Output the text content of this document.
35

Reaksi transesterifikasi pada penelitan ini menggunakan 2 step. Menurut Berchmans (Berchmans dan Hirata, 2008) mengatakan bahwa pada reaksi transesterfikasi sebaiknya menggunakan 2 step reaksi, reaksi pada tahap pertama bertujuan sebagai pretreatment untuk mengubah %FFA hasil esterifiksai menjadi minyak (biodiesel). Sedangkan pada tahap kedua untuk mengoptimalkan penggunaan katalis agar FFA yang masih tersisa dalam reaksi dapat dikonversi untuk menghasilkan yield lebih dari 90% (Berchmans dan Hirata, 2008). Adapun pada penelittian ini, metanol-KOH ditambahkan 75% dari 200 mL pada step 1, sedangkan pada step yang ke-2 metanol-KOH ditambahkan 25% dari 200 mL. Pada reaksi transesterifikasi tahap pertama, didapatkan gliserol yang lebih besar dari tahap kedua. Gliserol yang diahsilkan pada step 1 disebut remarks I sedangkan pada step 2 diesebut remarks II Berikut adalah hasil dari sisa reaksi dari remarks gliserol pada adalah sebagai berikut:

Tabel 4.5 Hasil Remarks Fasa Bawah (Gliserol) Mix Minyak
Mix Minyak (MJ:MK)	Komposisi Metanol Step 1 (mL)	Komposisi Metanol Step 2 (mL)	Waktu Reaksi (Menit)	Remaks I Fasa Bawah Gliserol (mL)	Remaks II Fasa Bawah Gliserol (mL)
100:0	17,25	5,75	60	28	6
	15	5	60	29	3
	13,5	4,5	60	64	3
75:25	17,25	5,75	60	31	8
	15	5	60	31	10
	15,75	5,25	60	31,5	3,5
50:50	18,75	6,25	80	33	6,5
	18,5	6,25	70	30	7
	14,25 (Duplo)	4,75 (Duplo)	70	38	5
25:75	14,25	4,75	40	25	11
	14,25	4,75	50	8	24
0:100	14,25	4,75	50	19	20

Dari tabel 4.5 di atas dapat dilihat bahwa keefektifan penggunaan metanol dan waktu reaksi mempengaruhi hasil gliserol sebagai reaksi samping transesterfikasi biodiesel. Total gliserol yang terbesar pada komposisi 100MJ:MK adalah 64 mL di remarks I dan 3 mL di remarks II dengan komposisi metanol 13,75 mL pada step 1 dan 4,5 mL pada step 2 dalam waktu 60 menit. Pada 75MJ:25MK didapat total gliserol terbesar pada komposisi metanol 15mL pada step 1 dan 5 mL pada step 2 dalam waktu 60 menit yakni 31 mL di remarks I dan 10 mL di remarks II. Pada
________________________
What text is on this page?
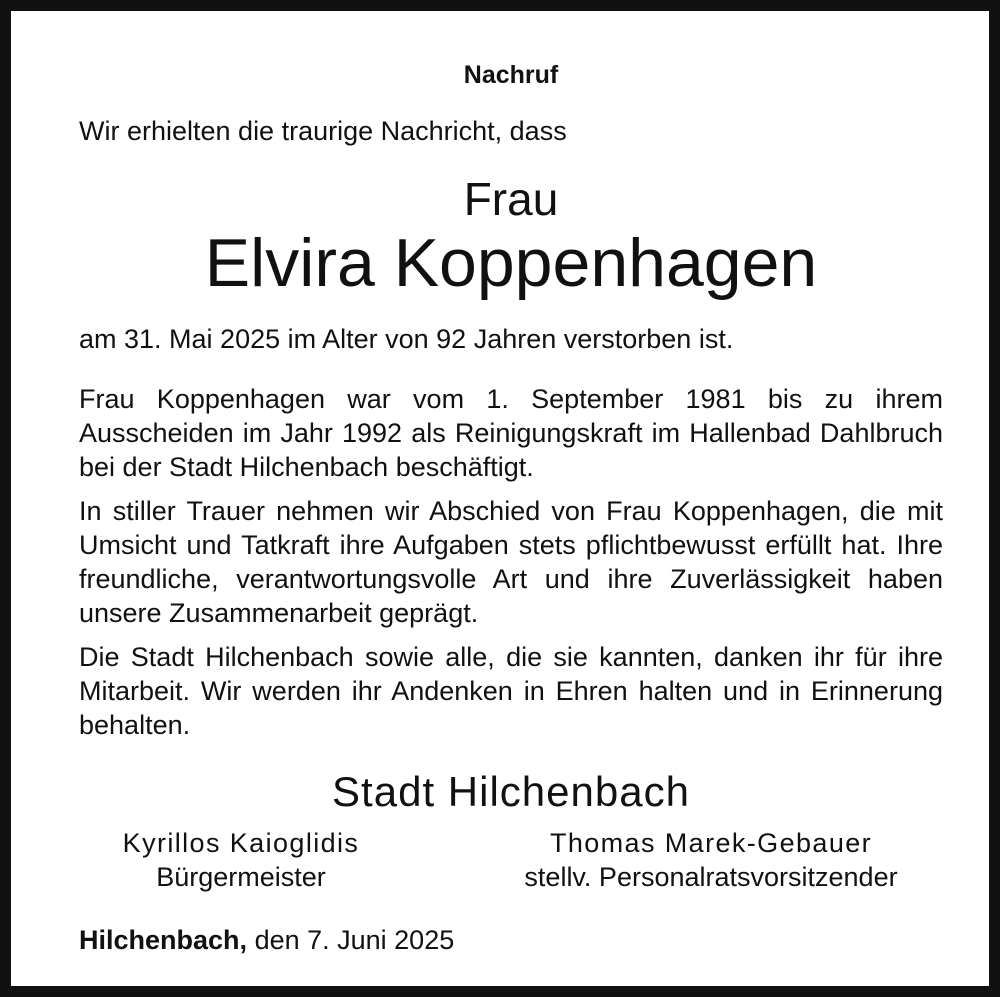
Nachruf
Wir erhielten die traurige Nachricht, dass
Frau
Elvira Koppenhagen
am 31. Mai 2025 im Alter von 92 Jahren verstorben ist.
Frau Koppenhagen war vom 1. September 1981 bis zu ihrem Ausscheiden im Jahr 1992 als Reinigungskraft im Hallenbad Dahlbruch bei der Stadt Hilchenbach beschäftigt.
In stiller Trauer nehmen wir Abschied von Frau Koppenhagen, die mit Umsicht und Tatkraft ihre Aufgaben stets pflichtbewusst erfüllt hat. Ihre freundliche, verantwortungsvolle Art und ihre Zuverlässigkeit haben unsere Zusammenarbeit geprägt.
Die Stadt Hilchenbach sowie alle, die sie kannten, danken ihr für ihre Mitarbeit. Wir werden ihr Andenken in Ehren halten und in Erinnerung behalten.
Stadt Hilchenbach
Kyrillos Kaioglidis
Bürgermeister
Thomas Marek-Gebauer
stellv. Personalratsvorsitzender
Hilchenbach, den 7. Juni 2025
________________________
### INSTRUCTION
Scan the listing above for the word "yang" and copy every line that holds it.

### SOLUTION
Reaksi transesterifikasi pada penelitan ini menggunakan 2 step. Menurut Berchmans (Berchmans dan Hirata, 2008) mengatakan bahwa pada reaksi transesterfikasi sebaiknya menggunakan 2 step reaksi, reaksi pada tahap pertama bertujuan sebagai pretreatment untuk mengubah %FFA hasil esterifiksai menjadi minyak (biodiesel). Sedangkan pada tahap kedua untuk mengoptimalkan penggunaan katalis agar FFA yang masih tersisa dalam reaksi dapat dikonversi untuk menghasilkan yield lebih dari 90% (Berchmans dan Hirata, 2008). Adapun pada penelittian ini, metanol-KOH ditambahkan 75% dari 200 mL pada step 1, sedangkan pada step yang ke-2 metanol-KOH ditambahkan 25% dari 200 mL. Pada reaksi transesterifikasi tahap pertama, didapatkan gliserol yang lebih besar dari tahap kedua. Gliserol yang diahsilkan pada step 1 disebut remarks I sedangkan pada step 2 diesebut remarks II Berikut adalah hasil dari sisa reaksi dari remarks gliserol pada adalah sebagai berikut:
Dari tabel 4.5 di atas dapat dilihat bahwa keefektifan penggunaan metanol dan waktu reaksi mempengaruhi hasil gliserol sebagai reaksi samping transesterfikasi biodiesel. Total gliserol yang terbesar pada komposisi 100MJ:MK adalah 64 mL di remarks I dan 3 mL di remarks II dengan komposisi metanol 13,75 mL pada step 1 dan 4,5 mL pada step 2 dalam waktu 60 menit. Pada 75MJ:25MK didapat total gliserol terbesar pada komposisi metanol 15mL pada step 1 dan 5 mL pada step 2 dalam waktu 60 menit yakni 31 mL di remarks I dan 10 mL di remarks II. Pada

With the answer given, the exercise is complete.